* _WHAT TO DO_
Find and copy every line in the records that includes the string "source".

--- Start of RECORDS FOR PROCESSING ---

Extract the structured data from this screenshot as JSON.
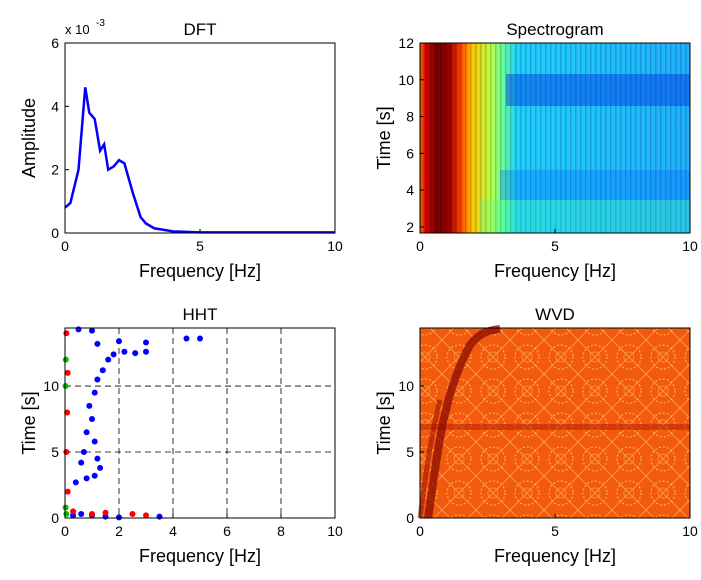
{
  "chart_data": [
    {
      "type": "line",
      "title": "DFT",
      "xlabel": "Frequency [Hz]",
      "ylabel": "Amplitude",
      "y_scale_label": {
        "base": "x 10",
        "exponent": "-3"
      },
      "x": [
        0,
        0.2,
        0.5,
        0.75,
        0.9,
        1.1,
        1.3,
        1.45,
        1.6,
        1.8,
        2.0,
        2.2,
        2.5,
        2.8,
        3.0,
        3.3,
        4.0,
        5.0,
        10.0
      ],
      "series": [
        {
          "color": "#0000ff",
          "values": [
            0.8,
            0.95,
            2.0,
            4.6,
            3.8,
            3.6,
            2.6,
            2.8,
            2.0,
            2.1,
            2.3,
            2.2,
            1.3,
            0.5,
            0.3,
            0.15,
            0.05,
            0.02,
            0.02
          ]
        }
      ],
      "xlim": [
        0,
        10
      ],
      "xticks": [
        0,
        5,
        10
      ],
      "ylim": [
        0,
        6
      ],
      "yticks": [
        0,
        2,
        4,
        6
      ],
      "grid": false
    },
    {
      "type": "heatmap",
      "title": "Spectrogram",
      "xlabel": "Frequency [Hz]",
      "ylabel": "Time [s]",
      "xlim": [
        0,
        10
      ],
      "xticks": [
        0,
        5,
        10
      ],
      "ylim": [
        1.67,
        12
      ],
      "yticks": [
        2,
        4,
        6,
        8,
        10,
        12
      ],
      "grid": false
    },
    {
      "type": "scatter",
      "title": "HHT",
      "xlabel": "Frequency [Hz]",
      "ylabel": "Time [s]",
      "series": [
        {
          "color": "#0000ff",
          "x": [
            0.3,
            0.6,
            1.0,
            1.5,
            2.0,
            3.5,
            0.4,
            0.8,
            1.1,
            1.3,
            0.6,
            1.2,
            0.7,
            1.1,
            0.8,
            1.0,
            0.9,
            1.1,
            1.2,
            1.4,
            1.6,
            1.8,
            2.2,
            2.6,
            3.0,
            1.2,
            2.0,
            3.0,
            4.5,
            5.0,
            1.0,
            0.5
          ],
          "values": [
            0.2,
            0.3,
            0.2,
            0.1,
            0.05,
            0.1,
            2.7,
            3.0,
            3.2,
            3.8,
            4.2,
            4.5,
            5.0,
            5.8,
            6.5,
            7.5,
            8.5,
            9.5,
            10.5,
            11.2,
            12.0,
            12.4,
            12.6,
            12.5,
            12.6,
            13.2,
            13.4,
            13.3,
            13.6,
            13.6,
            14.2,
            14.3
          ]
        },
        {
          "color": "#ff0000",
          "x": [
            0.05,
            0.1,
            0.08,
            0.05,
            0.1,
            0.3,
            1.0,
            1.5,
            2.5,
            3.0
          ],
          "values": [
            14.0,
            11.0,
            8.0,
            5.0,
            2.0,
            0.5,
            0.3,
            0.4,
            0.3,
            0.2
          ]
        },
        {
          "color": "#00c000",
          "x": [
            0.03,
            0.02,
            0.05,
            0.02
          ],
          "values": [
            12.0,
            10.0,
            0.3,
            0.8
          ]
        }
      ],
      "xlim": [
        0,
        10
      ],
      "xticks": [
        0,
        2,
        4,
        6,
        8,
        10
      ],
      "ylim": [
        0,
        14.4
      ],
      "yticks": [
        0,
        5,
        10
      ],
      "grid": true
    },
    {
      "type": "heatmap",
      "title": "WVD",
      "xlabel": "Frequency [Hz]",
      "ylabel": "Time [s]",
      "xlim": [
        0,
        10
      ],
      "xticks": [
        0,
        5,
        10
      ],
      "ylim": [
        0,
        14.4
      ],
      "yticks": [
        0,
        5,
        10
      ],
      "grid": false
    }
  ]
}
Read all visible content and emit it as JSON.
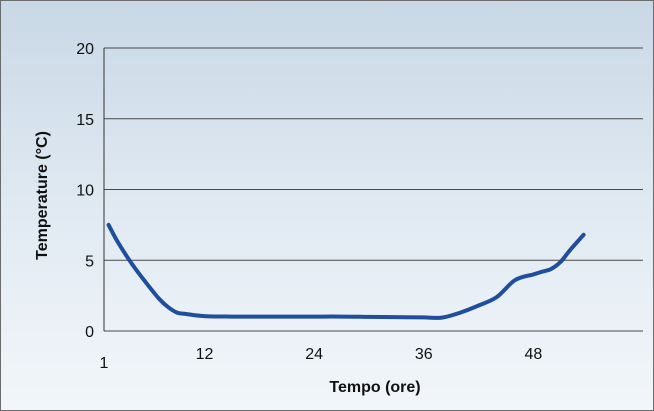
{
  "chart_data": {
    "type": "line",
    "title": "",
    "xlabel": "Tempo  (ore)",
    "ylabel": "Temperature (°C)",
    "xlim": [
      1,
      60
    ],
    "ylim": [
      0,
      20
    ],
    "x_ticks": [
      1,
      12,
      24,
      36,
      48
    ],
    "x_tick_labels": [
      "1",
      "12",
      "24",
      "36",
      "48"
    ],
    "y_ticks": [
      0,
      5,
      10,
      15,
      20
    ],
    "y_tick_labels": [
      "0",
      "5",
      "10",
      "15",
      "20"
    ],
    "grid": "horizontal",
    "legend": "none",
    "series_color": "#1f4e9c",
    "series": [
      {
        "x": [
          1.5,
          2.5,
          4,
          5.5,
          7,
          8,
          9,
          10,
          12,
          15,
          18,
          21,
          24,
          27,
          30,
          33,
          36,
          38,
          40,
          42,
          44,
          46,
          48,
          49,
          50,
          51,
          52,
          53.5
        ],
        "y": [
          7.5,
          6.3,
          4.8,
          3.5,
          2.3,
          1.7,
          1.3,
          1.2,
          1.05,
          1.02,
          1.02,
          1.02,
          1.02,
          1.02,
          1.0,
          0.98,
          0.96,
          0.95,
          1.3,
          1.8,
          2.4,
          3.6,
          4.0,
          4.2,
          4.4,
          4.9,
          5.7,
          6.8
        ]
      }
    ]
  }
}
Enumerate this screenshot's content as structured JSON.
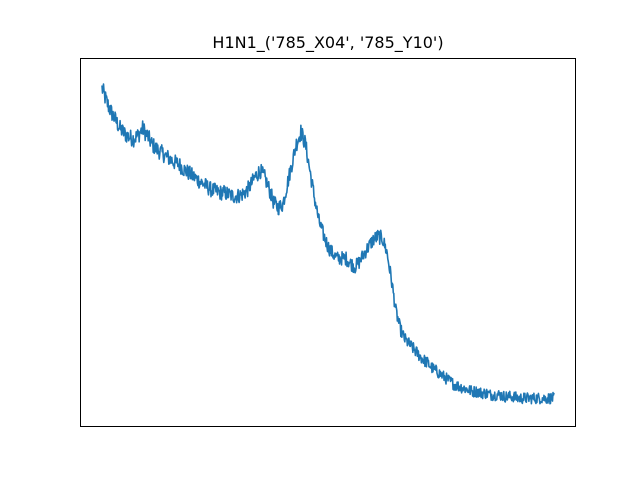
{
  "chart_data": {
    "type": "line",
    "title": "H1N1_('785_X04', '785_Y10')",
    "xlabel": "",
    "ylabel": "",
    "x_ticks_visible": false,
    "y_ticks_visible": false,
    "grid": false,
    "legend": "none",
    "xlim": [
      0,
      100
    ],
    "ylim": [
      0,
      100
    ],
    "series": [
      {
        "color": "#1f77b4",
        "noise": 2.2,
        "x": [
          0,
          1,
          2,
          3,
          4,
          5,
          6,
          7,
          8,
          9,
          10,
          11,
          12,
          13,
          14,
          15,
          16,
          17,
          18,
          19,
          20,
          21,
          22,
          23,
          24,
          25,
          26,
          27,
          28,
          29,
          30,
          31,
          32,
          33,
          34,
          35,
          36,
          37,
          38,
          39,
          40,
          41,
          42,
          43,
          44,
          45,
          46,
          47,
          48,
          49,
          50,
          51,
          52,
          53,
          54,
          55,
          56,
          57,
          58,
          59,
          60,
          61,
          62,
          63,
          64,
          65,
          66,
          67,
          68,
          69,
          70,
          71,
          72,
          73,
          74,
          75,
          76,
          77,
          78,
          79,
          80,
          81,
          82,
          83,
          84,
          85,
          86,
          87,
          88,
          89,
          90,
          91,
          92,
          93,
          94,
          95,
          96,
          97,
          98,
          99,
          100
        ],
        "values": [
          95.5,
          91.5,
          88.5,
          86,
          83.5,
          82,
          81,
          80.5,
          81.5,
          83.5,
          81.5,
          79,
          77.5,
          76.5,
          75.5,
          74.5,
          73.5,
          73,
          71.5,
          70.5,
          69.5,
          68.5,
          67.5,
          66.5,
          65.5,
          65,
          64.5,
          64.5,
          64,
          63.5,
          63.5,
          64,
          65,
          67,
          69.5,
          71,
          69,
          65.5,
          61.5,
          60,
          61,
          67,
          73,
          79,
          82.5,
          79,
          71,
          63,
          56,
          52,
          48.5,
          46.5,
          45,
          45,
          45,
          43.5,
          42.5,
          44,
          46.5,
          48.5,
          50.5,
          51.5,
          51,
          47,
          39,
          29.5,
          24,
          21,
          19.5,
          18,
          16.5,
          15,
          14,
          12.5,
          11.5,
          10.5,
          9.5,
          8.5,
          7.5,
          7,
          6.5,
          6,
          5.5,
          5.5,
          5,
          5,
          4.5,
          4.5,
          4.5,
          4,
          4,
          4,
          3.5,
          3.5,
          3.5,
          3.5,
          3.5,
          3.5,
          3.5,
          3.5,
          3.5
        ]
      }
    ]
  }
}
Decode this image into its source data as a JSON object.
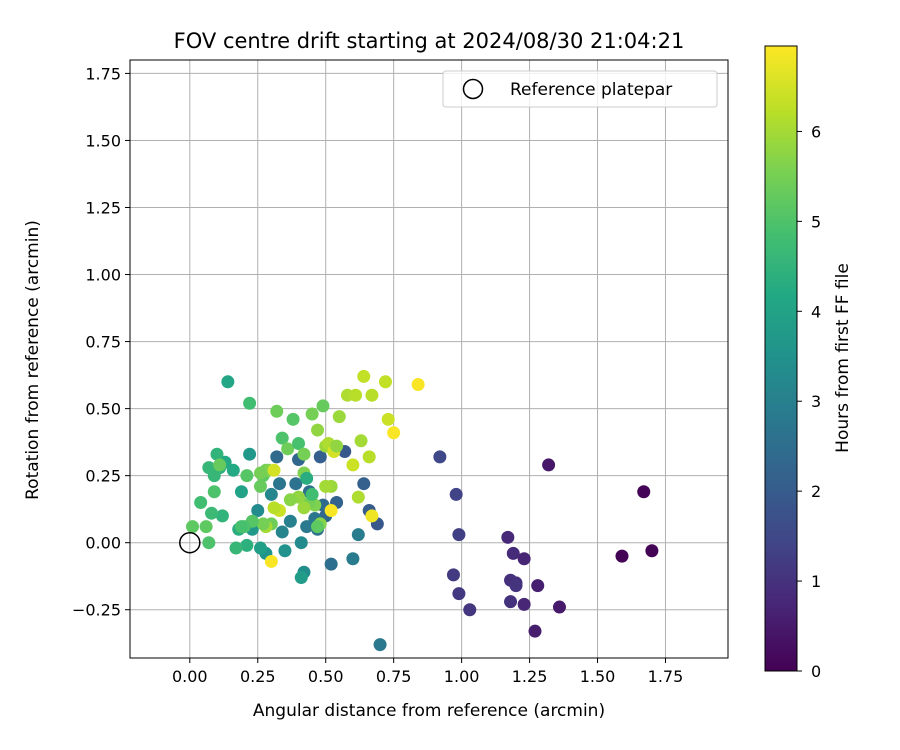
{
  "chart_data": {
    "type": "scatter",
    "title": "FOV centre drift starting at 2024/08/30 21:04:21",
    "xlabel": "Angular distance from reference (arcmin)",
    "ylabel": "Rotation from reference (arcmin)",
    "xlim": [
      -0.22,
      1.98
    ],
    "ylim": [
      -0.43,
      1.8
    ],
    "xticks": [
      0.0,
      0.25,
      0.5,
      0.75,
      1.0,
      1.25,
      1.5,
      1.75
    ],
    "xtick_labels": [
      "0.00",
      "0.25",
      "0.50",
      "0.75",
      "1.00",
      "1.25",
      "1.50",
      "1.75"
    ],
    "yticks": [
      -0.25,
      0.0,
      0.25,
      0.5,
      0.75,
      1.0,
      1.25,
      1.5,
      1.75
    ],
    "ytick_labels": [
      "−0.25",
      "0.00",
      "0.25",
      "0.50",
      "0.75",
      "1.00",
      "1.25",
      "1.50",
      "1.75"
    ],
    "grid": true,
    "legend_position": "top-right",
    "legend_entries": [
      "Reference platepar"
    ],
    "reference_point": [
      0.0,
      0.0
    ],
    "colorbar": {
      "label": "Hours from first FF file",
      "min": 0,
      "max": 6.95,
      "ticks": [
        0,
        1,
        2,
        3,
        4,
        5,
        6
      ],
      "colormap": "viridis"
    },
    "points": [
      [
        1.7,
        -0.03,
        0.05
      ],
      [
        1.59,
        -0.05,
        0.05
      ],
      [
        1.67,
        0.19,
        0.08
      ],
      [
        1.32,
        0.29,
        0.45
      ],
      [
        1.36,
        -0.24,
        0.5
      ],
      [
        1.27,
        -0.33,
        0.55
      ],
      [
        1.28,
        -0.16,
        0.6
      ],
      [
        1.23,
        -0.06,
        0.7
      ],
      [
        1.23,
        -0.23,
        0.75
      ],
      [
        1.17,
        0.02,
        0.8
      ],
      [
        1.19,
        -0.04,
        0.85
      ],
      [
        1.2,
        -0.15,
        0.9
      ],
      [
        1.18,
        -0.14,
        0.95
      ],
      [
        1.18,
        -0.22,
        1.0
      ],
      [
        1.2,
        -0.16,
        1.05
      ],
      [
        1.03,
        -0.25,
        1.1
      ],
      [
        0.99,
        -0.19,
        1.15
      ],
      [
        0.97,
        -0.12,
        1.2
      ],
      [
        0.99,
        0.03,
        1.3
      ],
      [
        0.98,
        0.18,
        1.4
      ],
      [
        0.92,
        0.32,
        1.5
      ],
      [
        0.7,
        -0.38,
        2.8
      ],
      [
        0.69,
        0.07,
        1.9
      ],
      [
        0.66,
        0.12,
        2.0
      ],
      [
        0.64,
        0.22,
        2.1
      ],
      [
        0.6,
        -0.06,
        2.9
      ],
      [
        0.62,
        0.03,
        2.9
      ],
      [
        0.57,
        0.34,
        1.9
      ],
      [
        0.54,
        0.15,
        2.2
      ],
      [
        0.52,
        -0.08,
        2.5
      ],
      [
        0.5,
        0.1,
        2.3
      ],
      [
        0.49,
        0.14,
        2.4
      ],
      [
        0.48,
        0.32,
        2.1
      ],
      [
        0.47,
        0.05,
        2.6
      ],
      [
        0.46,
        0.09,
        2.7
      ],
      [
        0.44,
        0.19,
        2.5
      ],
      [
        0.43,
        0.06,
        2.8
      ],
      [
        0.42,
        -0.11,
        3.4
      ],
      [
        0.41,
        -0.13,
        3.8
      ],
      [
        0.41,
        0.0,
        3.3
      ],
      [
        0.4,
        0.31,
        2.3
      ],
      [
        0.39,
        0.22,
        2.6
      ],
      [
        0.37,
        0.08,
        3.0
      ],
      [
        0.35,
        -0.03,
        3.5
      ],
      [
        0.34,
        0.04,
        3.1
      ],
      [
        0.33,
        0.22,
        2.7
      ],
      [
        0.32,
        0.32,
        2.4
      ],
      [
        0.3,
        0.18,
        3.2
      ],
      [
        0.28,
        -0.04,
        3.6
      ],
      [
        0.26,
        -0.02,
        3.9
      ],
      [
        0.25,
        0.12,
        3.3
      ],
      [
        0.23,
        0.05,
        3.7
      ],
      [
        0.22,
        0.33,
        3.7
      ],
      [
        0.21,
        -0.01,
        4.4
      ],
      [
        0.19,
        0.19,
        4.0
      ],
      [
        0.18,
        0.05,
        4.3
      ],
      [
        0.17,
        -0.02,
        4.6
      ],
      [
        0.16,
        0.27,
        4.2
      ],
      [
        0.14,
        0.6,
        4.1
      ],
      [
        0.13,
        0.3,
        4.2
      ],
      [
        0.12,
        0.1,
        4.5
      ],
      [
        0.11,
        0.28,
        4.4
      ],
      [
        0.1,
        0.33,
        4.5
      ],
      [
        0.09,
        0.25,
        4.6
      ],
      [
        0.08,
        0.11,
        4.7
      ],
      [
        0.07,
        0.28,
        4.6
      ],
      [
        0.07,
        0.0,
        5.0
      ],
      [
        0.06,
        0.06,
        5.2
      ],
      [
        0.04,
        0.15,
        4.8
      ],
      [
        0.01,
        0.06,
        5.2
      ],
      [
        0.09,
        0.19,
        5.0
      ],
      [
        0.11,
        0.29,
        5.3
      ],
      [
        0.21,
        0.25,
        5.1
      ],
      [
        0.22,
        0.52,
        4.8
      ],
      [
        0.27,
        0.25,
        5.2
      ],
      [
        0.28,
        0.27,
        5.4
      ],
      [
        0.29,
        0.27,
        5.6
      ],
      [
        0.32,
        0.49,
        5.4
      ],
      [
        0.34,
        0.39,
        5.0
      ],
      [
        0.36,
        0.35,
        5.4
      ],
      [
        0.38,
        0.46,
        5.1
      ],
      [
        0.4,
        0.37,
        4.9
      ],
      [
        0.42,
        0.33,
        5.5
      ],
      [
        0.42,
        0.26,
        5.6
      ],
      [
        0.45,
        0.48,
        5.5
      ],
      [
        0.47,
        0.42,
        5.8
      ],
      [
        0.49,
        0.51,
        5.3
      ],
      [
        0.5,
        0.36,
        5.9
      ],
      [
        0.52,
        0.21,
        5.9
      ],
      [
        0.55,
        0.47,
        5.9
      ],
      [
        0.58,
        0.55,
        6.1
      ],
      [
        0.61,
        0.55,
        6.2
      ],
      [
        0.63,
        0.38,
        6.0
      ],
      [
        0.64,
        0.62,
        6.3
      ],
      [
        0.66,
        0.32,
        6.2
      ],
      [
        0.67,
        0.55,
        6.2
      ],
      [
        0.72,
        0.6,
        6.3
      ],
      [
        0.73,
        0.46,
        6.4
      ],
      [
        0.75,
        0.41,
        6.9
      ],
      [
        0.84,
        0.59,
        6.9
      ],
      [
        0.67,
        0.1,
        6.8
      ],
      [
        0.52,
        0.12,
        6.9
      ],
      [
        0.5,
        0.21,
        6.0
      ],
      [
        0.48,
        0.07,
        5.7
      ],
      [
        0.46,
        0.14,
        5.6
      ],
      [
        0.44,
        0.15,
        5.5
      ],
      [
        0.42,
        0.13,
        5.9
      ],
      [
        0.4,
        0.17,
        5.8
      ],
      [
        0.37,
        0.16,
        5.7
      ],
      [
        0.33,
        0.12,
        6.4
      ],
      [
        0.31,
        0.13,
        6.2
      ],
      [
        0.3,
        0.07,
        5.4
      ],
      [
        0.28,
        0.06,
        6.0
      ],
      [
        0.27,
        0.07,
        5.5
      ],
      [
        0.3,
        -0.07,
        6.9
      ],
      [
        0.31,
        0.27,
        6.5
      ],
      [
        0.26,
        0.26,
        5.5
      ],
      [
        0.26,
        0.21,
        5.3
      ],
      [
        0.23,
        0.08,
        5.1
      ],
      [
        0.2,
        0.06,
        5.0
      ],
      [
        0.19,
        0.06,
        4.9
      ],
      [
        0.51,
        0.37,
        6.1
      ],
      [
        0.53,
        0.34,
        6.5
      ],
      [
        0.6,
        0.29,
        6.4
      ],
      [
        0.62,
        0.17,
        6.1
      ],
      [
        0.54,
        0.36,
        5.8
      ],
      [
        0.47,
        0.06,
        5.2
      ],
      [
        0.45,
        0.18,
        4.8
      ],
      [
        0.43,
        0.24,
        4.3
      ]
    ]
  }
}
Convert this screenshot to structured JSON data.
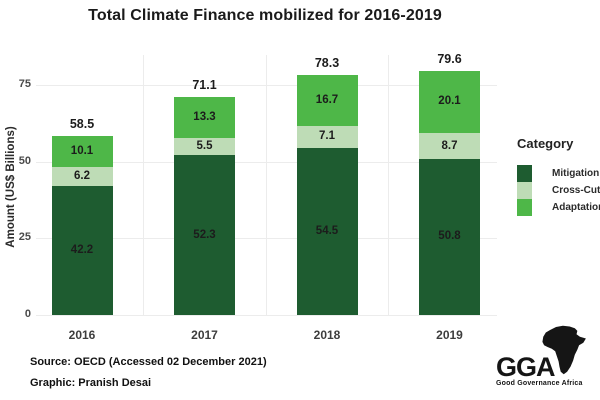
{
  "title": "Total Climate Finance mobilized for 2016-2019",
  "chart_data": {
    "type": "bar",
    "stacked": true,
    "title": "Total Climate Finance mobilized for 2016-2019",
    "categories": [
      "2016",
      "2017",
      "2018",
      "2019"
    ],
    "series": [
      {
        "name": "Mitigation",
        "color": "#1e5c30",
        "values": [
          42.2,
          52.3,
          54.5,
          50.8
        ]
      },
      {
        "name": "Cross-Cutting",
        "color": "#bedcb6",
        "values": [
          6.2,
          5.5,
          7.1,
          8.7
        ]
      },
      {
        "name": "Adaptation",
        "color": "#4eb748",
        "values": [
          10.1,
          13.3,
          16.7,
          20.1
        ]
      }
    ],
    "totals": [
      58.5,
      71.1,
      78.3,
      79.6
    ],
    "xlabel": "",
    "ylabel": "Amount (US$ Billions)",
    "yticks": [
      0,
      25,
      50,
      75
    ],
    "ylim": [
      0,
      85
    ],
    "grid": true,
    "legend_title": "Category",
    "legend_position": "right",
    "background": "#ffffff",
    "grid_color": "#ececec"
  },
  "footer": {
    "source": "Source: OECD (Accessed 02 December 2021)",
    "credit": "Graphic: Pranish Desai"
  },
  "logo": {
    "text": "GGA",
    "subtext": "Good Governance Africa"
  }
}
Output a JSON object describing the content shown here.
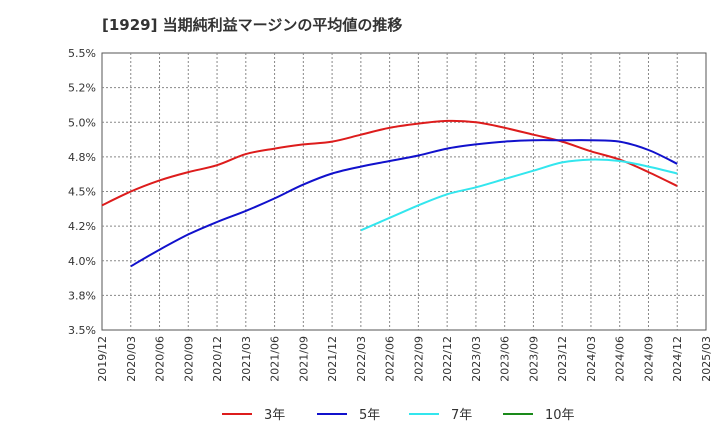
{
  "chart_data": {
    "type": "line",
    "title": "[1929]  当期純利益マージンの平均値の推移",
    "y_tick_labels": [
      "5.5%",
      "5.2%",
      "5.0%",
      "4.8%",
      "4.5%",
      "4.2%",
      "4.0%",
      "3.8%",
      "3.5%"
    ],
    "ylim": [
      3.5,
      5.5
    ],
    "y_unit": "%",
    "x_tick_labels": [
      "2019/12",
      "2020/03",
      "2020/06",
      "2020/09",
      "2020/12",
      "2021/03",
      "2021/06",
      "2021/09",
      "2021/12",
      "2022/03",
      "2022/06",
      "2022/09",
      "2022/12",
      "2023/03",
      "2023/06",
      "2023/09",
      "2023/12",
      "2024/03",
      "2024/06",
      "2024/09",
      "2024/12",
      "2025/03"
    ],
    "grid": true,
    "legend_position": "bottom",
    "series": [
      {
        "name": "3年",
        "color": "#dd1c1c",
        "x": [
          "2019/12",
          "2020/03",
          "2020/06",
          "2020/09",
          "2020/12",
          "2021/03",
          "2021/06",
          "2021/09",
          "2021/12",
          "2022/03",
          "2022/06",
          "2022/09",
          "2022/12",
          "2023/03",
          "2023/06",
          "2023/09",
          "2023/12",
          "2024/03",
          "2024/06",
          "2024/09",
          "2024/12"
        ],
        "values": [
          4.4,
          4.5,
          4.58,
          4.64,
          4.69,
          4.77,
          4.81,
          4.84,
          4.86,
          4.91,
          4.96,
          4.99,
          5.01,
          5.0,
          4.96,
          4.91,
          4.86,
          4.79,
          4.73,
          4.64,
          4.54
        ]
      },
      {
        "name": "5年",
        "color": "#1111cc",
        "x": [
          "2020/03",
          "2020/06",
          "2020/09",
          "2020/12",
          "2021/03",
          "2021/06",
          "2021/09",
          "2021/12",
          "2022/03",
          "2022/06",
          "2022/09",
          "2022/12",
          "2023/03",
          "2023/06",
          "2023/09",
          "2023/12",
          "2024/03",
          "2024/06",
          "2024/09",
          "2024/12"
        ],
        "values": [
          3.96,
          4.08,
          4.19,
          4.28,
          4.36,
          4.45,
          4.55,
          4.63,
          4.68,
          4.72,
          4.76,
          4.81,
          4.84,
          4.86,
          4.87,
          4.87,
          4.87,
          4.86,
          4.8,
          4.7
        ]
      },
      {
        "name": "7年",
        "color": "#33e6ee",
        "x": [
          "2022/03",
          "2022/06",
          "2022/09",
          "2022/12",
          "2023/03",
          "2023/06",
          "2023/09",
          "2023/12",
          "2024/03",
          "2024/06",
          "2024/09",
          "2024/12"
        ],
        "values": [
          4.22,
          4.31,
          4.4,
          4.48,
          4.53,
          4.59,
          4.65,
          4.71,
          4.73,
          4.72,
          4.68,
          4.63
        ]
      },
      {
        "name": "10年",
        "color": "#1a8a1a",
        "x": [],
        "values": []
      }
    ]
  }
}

--- End of RECORDS FOR PROCESSING ---

* _SOLUTION BELOW_
Decode this image into its source data as a JSON object.
    "source": "Source: OECD (Accessed 02 December 2021)",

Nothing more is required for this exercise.